____ Stored rows

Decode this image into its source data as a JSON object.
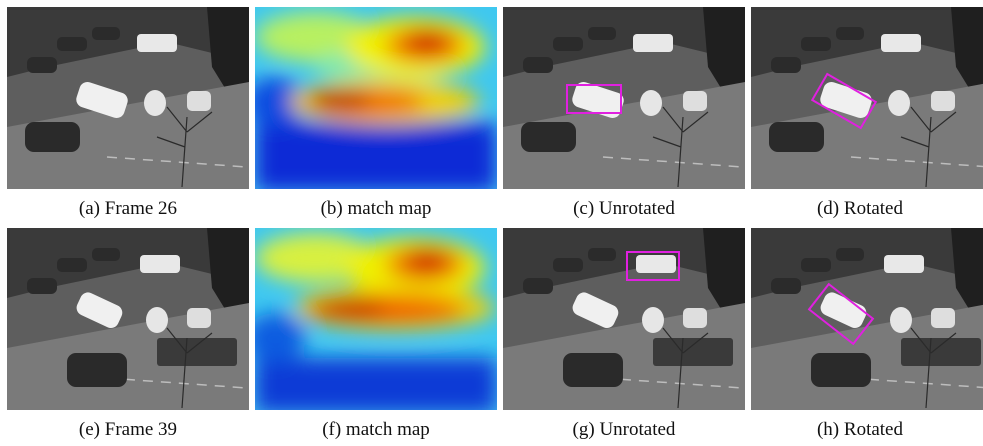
{
  "panels": [
    {
      "id": "a",
      "label": "(a)",
      "title": "Frame 26",
      "kind": "frame",
      "frame": 26,
      "box": "none"
    },
    {
      "id": "b",
      "label": "(b)",
      "title": "match map",
      "kind": "heatmap",
      "frame": 26
    },
    {
      "id": "c",
      "label": "(c)",
      "title": "Unrotated",
      "kind": "frame",
      "frame": 26,
      "box": "unrotated"
    },
    {
      "id": "d",
      "label": "(d)",
      "title": "Rotated",
      "kind": "frame",
      "frame": 26,
      "box": "rotated"
    },
    {
      "id": "e",
      "label": "(e)",
      "title": "Frame 39",
      "kind": "frame",
      "frame": 39,
      "box": "none"
    },
    {
      "id": "f",
      "label": "(f)",
      "title": "match map",
      "kind": "heatmap",
      "frame": 39
    },
    {
      "id": "g",
      "label": "(g)",
      "title": "Unrotated",
      "kind": "frame",
      "frame": 39,
      "box": "unrotated"
    },
    {
      "id": "h",
      "label": "(h)",
      "title": "Rotated",
      "kind": "frame",
      "frame": 39,
      "box": "rotated"
    }
  ],
  "colors": {
    "box_stroke": "#e020e0",
    "heat_low": "#0a2bd6",
    "heat_mid": "#3fc8f0",
    "heat_yellow": "#f0f000",
    "heat_high": "#e01a00"
  }
}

________

§ Aim: Find each line that has the word "label", then copy it out.

§ Exercise solution:
      "label": "(a)",
      "label": "(b)",
      "label": "(c)",
      "label": "(d)",
      "label": "(e)",
      "label": "(f)",
      "label": "(g)",
      "label": "(h)",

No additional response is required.